> **PASSAGE**
..............................
This year is rapidly drawing to a close, and soon its events will be but a memory to reflect upon at some future time. It seems like only a month ago we were waving goodbye to 2013 and savoring one last slice of cake or pie while counting down the minutes of freedom left before starting that new weight-loss plan we had resolved to follow in order to drop some pounds.
Yet here we are again, a mere few days from bidding adieu to the year 2014. Some will brave the cold temperatures in Times Square, standing (or in some cases staggering) beside huddled masses singing bittersweet choruses of “Auld Lang Syne,” counting down the last remaining seconds of the year as a huge brightly lit ball descends to the ground, signifying the end of the old and the birth of the new. Some will attend parties or small gatherings with friends, sipping bubbly, playing games, reminiscing about old times, perhaps remembering absent friends or family members they’ve lost. Some will have made resolutions for the new year; to lose weight, to eat healthier, to stop smoking, to be happier, to be better spouses or better children.
I have never had much success with keeping the resolutions I made, at least for more than a few weeks. Oscar Wilde once said, “Good resolutions are simply checks that men draw on a bank where they have no account.” I think there is much truth in that statement.
..............................
> **STATED EXERCISE 1**
Reproduce the records word for word, from their first line through the line that contains "x-tick-label: 1. Apr [605,447,634,459]".
The New Year's passage has nothing to do with the records that come after it.

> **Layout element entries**
..............................
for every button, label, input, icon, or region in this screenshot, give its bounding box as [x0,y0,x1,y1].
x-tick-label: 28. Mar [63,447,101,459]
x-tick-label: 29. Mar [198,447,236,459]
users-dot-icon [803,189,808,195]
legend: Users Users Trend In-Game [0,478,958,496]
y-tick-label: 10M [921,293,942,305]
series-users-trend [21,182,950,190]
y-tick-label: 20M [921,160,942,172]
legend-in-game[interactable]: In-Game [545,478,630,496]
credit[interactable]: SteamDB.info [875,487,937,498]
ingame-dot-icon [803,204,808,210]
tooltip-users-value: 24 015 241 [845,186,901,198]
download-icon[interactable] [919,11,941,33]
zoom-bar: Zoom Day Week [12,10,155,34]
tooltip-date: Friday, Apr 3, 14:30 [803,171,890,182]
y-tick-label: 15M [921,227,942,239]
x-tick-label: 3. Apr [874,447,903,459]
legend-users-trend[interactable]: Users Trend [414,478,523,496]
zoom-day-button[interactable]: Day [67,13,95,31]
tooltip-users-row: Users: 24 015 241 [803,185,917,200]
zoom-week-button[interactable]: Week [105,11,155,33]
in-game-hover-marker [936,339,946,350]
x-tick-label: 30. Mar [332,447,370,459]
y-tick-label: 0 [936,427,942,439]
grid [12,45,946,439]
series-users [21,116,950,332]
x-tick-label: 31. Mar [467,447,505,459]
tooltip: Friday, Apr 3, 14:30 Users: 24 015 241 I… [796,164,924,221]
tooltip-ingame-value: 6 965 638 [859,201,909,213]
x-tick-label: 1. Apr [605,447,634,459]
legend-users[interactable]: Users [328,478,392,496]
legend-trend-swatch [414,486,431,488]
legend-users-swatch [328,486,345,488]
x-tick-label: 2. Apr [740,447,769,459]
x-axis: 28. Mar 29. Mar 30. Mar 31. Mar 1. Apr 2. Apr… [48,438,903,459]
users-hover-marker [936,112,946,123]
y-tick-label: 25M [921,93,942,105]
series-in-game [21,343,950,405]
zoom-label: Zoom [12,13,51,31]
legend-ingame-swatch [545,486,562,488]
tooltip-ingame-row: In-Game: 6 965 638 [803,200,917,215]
..............................
> **STATED EXERCISE 2**
Rewrite the stretch of the New Year's passage from "This year is" through "drop some pounds.", putting "diet plan" in place of "weight-loss plan".

> **EXPECTED OUTPUT 1**
for every button, label, input, icon, or region in this screenshot, give its bounding box as [x0,y0,x1,y1].
x-tick-label: 28. Mar [63,447,101,459]
x-tick-label: 29. Mar [198,447,236,459]
users-dot-icon [803,189,808,195]
legend: Users Users Trend In-Game [0,478,958,496]
y-tick-label: 10M [921,293,942,305]
series-users-trend [21,182,950,190]
y-tick-label: 20M [921,160,942,172]
legend-in-game[interactable]: In-Game [545,478,630,496]
credit[interactable]: SteamDB.info [875,487,937,498]
ingame-dot-icon [803,204,808,210]
tooltip-users-value: 24 015 241 [845,186,901,198]
download-icon[interactable] [919,11,941,33]
zoom-bar: Zoom Day Week [12,10,155,34]
tooltip-date: Friday, Apr 3, 14:30 [803,171,890,182]
y-tick-label: 15M [921,227,942,239]
x-tick-label: 3. Apr [874,447,903,459]
legend-users-trend[interactable]: Users Trend [414,478,523,496]
zoom-day-button[interactable]: Day [67,13,95,31]
tooltip-users-row: Users: 24 015 241 [803,185,917,200]
zoom-week-button[interactable]: Week [105,11,155,33]
in-game-hover-marker [936,339,946,350]
x-tick-label: 30. Mar [332,447,370,459]
y-tick-label: 0 [936,427,942,439]
grid [12,45,946,439]
series-users [21,116,950,332]
x-tick-label: 31. Mar [467,447,505,459]
tooltip: Friday, Apr 3, 14:30 Users: 24 015 241 I… [796,164,924,221]
tooltip-ingame-value: 6 965 638 [859,201,909,213]
x-tick-label: 1. Apr [605,447,634,459]

> **EXPECTED OUTPUT 2**
This year is rapidly drawing to a close, and soon its events will be but a memory to reflect upon at some future time. It seems like only a month ago we were waving goodbye to 2013 and savoring one last slice of cake or pie while counting down the minutes of freedom left before starting that new diet plan we had resolved to follow in order to drop some pounds.